→ **Task details**
Present the following entries again, word for word and in full.

*****

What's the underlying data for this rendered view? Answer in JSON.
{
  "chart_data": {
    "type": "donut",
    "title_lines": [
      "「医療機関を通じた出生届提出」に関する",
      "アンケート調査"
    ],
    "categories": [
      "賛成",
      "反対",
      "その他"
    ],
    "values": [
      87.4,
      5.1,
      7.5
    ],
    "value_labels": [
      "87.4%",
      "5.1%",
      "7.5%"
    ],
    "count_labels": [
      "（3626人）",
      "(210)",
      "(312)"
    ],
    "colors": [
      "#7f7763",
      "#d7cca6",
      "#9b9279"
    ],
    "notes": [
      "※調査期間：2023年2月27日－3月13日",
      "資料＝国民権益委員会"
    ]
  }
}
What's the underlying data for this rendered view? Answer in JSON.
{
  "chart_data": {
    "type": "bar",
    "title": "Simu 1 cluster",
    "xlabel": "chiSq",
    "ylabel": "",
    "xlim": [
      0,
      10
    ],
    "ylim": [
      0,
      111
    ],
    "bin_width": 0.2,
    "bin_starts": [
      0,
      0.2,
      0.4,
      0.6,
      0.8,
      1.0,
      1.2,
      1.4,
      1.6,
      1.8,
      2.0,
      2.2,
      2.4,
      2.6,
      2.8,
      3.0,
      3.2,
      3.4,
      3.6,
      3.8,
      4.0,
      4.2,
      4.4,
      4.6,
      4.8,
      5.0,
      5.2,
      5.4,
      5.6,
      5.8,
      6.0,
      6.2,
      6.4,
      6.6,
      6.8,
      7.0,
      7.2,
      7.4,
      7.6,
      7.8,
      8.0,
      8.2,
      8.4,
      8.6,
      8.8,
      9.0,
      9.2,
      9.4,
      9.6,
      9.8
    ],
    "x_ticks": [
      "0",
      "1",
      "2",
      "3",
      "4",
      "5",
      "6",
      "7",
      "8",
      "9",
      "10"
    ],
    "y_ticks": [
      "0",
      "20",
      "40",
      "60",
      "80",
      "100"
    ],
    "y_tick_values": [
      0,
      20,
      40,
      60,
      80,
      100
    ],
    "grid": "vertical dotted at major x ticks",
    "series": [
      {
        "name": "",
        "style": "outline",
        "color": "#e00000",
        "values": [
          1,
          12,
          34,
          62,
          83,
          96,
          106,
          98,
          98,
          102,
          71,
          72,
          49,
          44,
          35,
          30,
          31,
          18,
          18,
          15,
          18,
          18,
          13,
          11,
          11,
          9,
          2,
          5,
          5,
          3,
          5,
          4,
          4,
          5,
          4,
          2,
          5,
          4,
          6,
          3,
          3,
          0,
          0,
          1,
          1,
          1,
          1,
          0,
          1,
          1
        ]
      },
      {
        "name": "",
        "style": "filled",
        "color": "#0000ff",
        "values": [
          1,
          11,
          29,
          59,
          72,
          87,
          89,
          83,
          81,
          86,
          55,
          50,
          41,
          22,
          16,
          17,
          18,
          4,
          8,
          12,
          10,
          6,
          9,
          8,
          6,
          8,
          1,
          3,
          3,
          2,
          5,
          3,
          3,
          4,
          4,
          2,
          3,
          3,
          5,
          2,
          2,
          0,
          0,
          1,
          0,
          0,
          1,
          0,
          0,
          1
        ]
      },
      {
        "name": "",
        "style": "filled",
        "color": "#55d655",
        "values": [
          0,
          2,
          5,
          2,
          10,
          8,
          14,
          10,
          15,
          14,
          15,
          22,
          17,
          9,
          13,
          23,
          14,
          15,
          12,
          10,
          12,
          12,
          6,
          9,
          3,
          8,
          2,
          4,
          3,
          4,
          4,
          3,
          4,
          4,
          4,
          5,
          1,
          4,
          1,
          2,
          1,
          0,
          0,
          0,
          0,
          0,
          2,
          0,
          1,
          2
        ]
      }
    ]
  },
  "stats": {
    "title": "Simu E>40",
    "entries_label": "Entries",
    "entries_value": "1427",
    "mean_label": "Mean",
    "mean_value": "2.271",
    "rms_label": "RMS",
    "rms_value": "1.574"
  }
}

*****

→ **Answer in full**
What's the underlying data for this rendered view? Answer in JSON.
{
  "chart_data": {
    "type": "donut",
    "title_lines": [
      "「医療機関を通じた出生届提出」に関する",
      "アンケート調査"
    ],
    "categories": [
      "賛成",
      "反対",
      "その他"
    ],
    "values": [
      87.4,
      5.1,
      7.5
    ],
    "value_labels": [
      "87.4%",
      "5.1%",
      "7.5%"
    ],
    "count_labels": [
      "（3626人）",
      "(210)",
      "(312)"
    ],
    "colors": [
      "#7f7763",
      "#d7cca6",
      "#9b9279"
    ],
    "notes": [
      "※調査期間：2023年2月27日－3月13日",
      "資料＝国民権益委員会"
    ]
  }
}
What's the underlying data for this rendered view? Answer in JSON.
{
  "chart_data": {
    "type": "bar",
    "title": "Simu 1 cluster",
    "xlabel": "chiSq",
    "ylabel": "",
    "xlim": [
      0,
      10
    ],
    "ylim": [
      0,
      111
    ],
    "bin_width": 0.2,
    "bin_starts": [
      0,
      0.2,
      0.4,
      0.6,
      0.8,
      1.0,
      1.2,
      1.4,
      1.6,
      1.8,
      2.0,
      2.2,
      2.4,
      2.6,
      2.8,
      3.0,
      3.2,
      3.4,
      3.6,
      3.8,
      4.0,
      4.2,
      4.4,
      4.6,
      4.8,
      5.0,
      5.2,
      5.4,
      5.6,
      5.8,
      6.0,
      6.2,
      6.4,
      6.6,
      6.8,
      7.0,
      7.2,
      7.4,
      7.6,
      7.8,
      8.0,
      8.2,
      8.4,
      8.6,
      8.8,
      9.0,
      9.2,
      9.4,
      9.6,
      9.8
    ],
    "x_ticks": [
      "0",
      "1",
      "2",
      "3",
      "4",
      "5",
      "6",
      "7",
      "8",
      "9",
      "10"
    ],
    "y_ticks": [
      "0",
      "20",
      "40",
      "60",
      "80",
      "100"
    ],
    "y_tick_values": [
      0,
      20,
      40,
      60,
      80,
      100
    ],
    "grid": "vertical dotted at major x ticks",
    "series": [
      {
        "name": "",
        "style": "outline",
        "color": "#e00000",
        "values": [
          1,
          12,
          34,
          62,
          83,
          96,
          106,
          98,
          98,
          102,
          71,
          72,
          49,
          44,
          35,
          30,
          31,
          18,
          18,
          15,
          18,
          18,
          13,
          11,
          11,
          9,
          2,
          5,
          5,
          3,
          5,
          4,
          4,
          5,
          4,
          2,
          5,
          4,
          6,
          3,
          3,
          0,
          0,
          1,
          1,
          1,
          1,
          0,
          1,
          1
        ]
      },
      {
        "name": "",
        "style": "filled",
        "color": "#0000ff",
        "values": [
          1,
          11,
          29,
          59,
          72,
          87,
          89,
          83,
          81,
          86,
          55,
          50,
          41,
          22,
          16,
          17,
          18,
          4,
          8,
          12,
          10,
          6,
          9,
          8,
          6,
          8,
          1,
          3,
          3,
          2,
          5,
          3,
          3,
          4,
          4,
          2,
          3,
          3,
          5,
          2,
          2,
          0,
          0,
          1,
          0,
          0,
          1,
          0,
          0,
          1
        ]
      },
      {
        "name": "",
        "style": "filled",
        "color": "#55d655",
        "values": [
          0,
          2,
          5,
          2,
          10,
          8,
          14,
          10,
          15,
          14,
          15,
          22,
          17,
          9,
          13,
          23,
          14,
          15,
          12,
          10,
          12,
          12,
          6,
          9,
          3,
          8,
          2,
          4,
          3,
          4,
          4,
          3,
          4,
          4,
          4,
          5,
          1,
          4,
          1,
          2,
          1,
          0,
          0,
          0,
          0,
          0,
          2,
          0,
          1,
          2
        ]
      }
    ]
  },
  "stats": {
    "title": "Simu E>40",
    "entries_label": "Entries",
    "entries_value": "1427",
    "mean_label": "Mean",
    "mean_value": "2.271",
    "rms_label": "RMS",
    "rms_value": "1.574"
  }
}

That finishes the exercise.